[What to produce] List each line of the data in which the string "field" appears.
____________
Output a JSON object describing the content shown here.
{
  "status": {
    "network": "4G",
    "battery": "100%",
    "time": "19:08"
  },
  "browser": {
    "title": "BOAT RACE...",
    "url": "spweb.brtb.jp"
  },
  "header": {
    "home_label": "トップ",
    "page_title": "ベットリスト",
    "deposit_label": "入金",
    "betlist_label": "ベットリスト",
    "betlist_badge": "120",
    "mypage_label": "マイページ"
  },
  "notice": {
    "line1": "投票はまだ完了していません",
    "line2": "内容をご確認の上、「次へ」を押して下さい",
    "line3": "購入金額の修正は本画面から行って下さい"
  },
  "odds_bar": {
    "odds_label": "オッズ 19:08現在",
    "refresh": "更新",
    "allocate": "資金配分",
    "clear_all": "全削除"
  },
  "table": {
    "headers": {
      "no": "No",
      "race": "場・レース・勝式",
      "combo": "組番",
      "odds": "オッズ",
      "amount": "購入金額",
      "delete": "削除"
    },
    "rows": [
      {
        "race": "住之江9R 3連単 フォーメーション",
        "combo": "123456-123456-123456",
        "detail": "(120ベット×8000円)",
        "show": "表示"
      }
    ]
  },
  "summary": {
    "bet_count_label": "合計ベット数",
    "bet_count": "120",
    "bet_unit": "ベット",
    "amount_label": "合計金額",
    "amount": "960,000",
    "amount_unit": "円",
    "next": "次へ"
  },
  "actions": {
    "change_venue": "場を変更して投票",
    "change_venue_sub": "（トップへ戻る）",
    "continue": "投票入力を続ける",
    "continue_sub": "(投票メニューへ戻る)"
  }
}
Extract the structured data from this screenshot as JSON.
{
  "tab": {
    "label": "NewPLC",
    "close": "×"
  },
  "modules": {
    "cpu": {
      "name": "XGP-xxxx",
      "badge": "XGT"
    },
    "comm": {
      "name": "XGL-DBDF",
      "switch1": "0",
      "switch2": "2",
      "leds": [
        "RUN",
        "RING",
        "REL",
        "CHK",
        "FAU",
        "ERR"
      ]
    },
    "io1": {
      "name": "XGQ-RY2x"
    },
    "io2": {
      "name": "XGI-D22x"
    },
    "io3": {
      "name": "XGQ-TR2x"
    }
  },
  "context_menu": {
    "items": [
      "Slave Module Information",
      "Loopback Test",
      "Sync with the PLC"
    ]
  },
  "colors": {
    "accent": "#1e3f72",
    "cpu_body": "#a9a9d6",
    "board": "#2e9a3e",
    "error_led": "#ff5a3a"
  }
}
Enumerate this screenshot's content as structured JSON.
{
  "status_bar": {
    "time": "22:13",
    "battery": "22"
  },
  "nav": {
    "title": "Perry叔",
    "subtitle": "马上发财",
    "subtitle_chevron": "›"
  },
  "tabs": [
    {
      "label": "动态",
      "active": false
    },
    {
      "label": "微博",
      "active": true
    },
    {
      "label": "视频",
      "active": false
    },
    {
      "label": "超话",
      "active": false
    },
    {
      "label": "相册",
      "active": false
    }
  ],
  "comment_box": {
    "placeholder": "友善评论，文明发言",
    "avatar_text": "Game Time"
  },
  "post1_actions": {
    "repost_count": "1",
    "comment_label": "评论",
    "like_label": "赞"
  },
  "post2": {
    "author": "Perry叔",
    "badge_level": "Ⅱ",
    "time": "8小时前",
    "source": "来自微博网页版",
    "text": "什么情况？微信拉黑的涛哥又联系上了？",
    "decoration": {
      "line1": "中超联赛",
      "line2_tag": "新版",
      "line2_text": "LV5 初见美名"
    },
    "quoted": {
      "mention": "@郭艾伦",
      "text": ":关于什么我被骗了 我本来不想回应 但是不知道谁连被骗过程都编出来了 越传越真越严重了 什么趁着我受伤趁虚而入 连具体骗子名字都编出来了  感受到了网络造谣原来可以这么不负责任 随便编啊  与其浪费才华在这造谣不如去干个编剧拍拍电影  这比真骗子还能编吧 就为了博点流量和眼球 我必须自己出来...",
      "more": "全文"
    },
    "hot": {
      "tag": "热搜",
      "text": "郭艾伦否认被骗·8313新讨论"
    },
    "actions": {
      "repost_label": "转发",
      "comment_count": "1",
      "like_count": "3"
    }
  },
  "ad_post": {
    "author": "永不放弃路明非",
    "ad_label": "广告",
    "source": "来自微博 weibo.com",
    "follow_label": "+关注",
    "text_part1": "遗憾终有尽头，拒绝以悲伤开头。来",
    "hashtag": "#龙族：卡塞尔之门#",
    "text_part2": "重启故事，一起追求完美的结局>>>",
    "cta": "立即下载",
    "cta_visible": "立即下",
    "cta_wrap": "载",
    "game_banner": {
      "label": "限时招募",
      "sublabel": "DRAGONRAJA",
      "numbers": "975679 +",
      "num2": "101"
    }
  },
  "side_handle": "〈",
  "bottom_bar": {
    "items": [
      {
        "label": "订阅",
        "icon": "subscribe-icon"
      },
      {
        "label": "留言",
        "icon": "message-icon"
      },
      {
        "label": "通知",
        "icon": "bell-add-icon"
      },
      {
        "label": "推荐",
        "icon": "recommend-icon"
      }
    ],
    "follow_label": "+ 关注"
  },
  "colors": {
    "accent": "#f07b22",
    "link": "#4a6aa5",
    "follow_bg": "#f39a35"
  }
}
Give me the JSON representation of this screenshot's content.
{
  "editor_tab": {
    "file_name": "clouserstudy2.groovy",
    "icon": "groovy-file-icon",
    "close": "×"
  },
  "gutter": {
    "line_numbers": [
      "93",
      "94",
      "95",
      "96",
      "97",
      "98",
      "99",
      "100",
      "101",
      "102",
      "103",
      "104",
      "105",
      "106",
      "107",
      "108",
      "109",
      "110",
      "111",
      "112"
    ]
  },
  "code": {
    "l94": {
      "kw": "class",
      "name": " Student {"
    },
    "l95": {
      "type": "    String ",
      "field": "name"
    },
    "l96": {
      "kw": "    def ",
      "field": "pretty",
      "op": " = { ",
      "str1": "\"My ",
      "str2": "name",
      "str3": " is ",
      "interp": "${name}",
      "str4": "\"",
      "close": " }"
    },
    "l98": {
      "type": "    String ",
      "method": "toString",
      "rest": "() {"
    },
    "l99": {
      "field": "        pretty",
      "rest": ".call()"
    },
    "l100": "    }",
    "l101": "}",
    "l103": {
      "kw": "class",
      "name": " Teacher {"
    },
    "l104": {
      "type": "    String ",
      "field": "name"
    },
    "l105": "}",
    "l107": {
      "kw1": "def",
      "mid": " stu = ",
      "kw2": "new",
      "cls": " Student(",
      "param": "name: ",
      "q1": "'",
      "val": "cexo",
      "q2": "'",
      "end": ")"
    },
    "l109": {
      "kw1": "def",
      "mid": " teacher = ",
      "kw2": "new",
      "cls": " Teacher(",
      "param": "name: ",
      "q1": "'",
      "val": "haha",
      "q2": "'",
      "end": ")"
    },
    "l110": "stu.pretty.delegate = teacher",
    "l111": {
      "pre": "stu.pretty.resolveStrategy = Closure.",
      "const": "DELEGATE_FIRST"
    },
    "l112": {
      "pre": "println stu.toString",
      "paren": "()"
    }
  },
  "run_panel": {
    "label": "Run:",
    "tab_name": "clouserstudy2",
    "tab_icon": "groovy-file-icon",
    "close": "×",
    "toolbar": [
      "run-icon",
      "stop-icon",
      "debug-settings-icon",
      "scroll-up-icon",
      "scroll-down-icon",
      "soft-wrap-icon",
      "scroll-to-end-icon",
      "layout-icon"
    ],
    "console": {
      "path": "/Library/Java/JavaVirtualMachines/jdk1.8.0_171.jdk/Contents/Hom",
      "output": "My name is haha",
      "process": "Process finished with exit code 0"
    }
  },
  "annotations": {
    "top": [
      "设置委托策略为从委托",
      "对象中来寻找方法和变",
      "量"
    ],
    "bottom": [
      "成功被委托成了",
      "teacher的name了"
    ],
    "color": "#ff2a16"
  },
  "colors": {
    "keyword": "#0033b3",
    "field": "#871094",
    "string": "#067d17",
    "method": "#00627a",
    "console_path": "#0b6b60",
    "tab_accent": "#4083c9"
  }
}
____________
[Exercise solution]
      "field": "name"
      "field": "pretty",
      "field": "        pretty",
      "field": "name"
    "field": "#871094",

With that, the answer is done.